Written request:
Where a line of the material contains the string "chevron", copy that line.

Excerpted records:
>>
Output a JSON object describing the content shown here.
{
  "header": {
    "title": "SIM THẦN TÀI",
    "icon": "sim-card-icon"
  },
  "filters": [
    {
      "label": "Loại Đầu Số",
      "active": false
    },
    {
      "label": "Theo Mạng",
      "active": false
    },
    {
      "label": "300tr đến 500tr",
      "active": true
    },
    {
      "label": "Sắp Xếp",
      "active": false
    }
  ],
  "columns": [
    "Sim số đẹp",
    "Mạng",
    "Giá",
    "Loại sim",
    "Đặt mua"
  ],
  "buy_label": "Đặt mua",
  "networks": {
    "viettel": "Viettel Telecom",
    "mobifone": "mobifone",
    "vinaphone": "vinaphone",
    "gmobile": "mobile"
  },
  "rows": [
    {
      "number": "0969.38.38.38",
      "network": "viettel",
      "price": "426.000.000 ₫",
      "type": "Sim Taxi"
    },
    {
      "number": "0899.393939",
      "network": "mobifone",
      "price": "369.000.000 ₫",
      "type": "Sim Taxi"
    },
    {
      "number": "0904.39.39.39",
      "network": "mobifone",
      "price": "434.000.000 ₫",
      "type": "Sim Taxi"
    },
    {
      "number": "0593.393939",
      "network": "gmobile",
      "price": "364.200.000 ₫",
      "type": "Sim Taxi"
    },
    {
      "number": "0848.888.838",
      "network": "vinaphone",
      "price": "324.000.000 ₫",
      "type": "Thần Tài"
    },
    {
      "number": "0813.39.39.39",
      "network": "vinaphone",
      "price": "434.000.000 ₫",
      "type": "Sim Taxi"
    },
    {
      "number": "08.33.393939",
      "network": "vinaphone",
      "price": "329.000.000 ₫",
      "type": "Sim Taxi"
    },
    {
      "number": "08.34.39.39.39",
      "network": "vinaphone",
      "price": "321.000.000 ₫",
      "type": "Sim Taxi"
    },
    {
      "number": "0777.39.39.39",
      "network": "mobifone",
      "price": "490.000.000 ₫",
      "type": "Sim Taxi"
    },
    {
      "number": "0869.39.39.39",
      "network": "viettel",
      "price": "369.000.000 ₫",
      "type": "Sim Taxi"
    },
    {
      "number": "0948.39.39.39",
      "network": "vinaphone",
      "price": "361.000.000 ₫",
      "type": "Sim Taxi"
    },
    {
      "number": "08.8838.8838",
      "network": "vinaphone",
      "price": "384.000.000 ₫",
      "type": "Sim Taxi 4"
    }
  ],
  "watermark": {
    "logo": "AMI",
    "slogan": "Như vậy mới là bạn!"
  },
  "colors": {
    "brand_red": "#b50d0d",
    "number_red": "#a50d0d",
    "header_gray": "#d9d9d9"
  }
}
<<
>>
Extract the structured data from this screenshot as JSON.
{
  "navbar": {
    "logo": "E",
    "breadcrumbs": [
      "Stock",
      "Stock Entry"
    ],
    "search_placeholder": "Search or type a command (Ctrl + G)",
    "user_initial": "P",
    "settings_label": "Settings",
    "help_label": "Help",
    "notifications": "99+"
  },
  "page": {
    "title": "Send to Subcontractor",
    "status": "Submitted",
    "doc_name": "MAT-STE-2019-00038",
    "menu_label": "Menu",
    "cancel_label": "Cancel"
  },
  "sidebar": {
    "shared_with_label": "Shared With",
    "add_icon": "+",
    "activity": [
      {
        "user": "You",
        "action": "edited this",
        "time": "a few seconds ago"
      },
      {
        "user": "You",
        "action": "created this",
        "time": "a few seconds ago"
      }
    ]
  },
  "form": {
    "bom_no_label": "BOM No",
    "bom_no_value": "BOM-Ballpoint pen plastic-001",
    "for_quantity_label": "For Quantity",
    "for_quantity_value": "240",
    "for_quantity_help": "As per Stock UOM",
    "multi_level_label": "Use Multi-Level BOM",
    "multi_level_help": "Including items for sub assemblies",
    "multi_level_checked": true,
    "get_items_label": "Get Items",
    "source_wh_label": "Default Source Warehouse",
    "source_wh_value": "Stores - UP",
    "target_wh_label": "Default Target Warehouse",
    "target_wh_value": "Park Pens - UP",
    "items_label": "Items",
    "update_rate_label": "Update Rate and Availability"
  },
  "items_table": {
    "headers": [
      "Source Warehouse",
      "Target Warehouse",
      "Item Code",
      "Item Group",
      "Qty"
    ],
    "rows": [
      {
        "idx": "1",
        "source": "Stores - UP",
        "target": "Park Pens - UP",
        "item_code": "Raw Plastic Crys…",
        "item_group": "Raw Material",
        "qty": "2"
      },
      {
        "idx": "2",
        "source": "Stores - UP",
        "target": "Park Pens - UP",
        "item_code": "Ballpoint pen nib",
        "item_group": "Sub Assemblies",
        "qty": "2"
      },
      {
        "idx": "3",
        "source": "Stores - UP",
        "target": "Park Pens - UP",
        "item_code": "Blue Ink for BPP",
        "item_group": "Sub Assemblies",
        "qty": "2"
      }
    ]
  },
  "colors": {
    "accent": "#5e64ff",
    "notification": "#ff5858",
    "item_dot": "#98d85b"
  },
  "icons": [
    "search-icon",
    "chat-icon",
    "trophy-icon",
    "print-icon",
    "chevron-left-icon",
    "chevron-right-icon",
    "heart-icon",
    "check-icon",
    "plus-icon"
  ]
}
<<
>>
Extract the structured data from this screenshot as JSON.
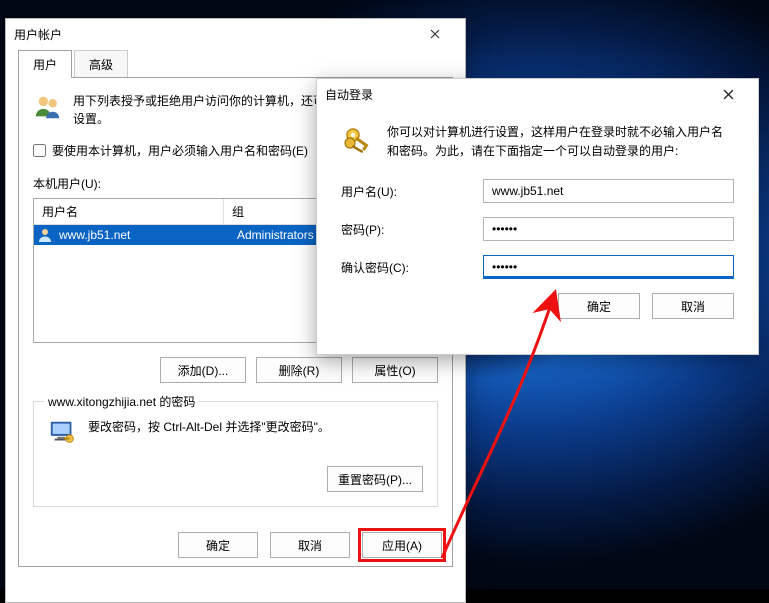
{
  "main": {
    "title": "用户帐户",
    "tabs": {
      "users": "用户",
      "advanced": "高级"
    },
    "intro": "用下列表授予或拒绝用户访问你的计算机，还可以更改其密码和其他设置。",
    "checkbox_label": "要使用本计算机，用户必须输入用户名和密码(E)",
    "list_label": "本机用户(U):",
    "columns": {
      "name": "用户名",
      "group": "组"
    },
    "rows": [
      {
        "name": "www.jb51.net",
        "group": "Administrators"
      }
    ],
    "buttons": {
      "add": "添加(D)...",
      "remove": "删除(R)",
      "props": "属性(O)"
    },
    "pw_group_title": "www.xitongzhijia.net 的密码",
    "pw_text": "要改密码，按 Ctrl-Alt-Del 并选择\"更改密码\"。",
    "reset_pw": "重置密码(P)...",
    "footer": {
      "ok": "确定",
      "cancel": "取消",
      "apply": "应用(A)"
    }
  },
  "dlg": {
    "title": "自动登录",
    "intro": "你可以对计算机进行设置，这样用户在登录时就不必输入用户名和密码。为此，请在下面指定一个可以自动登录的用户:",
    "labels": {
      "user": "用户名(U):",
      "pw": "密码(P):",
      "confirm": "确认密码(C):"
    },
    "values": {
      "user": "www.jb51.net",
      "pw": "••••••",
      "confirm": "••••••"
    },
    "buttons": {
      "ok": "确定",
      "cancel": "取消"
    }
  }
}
<<
Solution to this task:
    "chevron-left-icon",
    "chevron-right-icon",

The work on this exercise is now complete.